==== LISTED RECORDS
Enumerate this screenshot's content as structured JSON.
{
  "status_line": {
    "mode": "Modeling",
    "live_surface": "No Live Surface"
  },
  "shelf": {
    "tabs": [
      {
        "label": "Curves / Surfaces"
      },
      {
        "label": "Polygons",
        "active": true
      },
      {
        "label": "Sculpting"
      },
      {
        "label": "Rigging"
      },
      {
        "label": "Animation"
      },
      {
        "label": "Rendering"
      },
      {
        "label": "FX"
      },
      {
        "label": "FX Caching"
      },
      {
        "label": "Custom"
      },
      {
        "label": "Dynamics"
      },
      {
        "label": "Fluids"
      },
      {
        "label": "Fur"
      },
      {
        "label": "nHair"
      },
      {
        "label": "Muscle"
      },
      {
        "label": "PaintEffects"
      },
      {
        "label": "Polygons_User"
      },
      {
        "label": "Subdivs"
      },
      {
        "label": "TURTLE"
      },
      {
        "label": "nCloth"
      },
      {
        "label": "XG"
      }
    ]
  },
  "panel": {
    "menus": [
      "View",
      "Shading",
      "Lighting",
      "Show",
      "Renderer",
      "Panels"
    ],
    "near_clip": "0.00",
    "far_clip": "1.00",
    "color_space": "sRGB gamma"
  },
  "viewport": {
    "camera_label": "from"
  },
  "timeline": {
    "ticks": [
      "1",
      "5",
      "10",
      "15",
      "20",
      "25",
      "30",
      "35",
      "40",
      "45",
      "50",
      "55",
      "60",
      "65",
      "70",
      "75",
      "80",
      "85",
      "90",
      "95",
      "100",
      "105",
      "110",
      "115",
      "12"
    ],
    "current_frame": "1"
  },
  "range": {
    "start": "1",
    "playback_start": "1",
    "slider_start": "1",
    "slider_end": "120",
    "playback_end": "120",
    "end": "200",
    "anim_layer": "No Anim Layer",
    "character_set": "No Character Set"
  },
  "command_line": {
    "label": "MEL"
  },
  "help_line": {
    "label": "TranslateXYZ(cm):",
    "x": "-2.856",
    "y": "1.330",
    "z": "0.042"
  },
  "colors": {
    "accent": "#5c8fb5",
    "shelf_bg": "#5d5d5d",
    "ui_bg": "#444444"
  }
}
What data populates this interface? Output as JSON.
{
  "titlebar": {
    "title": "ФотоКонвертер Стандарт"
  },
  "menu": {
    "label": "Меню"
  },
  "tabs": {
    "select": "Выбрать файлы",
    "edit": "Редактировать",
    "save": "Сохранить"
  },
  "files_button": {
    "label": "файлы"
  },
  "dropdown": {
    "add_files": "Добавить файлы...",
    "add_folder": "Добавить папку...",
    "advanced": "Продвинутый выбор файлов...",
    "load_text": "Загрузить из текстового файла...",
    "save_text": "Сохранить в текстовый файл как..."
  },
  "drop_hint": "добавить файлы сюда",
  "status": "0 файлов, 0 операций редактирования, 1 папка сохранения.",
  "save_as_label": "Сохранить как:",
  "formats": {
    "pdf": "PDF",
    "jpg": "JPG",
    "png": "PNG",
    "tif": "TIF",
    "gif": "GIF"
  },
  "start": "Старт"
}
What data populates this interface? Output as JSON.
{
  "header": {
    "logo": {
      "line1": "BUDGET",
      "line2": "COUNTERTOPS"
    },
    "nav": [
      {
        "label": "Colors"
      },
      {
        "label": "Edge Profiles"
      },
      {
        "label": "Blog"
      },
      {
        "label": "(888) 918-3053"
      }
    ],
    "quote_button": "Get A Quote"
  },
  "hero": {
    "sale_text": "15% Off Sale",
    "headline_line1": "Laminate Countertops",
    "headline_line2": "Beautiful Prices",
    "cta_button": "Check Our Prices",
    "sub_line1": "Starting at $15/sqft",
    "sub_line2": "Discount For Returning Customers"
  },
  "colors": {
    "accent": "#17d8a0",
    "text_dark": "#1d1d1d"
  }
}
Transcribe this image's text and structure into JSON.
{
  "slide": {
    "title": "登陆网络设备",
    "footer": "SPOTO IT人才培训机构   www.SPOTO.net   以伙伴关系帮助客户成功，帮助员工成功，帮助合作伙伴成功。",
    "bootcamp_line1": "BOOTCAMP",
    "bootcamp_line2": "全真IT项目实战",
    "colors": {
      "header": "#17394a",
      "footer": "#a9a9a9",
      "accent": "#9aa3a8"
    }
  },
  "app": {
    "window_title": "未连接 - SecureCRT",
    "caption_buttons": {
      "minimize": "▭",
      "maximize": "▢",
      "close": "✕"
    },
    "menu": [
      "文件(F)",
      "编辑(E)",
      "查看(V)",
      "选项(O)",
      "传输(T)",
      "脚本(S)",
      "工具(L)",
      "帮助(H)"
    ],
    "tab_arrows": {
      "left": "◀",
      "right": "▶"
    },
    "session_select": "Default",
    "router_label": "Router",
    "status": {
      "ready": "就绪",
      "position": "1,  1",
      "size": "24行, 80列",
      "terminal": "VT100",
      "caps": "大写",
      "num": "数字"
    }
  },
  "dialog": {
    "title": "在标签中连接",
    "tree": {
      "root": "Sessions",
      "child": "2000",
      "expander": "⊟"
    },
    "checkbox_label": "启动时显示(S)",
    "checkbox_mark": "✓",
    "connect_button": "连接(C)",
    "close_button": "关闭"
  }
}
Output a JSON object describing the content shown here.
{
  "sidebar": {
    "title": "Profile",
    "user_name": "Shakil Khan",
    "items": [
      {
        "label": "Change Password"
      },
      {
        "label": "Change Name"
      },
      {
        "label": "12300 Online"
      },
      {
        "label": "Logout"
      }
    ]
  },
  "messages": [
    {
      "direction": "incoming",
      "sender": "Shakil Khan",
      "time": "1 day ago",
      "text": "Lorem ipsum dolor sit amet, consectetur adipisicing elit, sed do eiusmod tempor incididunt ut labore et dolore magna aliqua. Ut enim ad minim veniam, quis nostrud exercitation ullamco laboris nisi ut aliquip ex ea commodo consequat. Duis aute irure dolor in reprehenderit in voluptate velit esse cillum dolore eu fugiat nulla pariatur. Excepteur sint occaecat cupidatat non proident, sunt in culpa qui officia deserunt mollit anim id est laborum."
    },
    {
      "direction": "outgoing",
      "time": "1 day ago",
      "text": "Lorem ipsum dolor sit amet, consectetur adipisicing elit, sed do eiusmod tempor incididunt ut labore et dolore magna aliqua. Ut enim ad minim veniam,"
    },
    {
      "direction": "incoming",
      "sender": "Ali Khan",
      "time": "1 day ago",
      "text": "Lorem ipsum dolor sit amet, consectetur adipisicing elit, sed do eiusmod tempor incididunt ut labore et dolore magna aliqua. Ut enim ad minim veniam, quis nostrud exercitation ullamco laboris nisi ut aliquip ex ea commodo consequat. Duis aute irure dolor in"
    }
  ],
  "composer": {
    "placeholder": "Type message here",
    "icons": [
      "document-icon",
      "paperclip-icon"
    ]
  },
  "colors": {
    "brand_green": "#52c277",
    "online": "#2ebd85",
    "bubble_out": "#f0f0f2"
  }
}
========
_SHORT EXERCISE_. State how many lines of the data include the word "magna", with nothing else.

_PROBLEM SOLUTION_. 3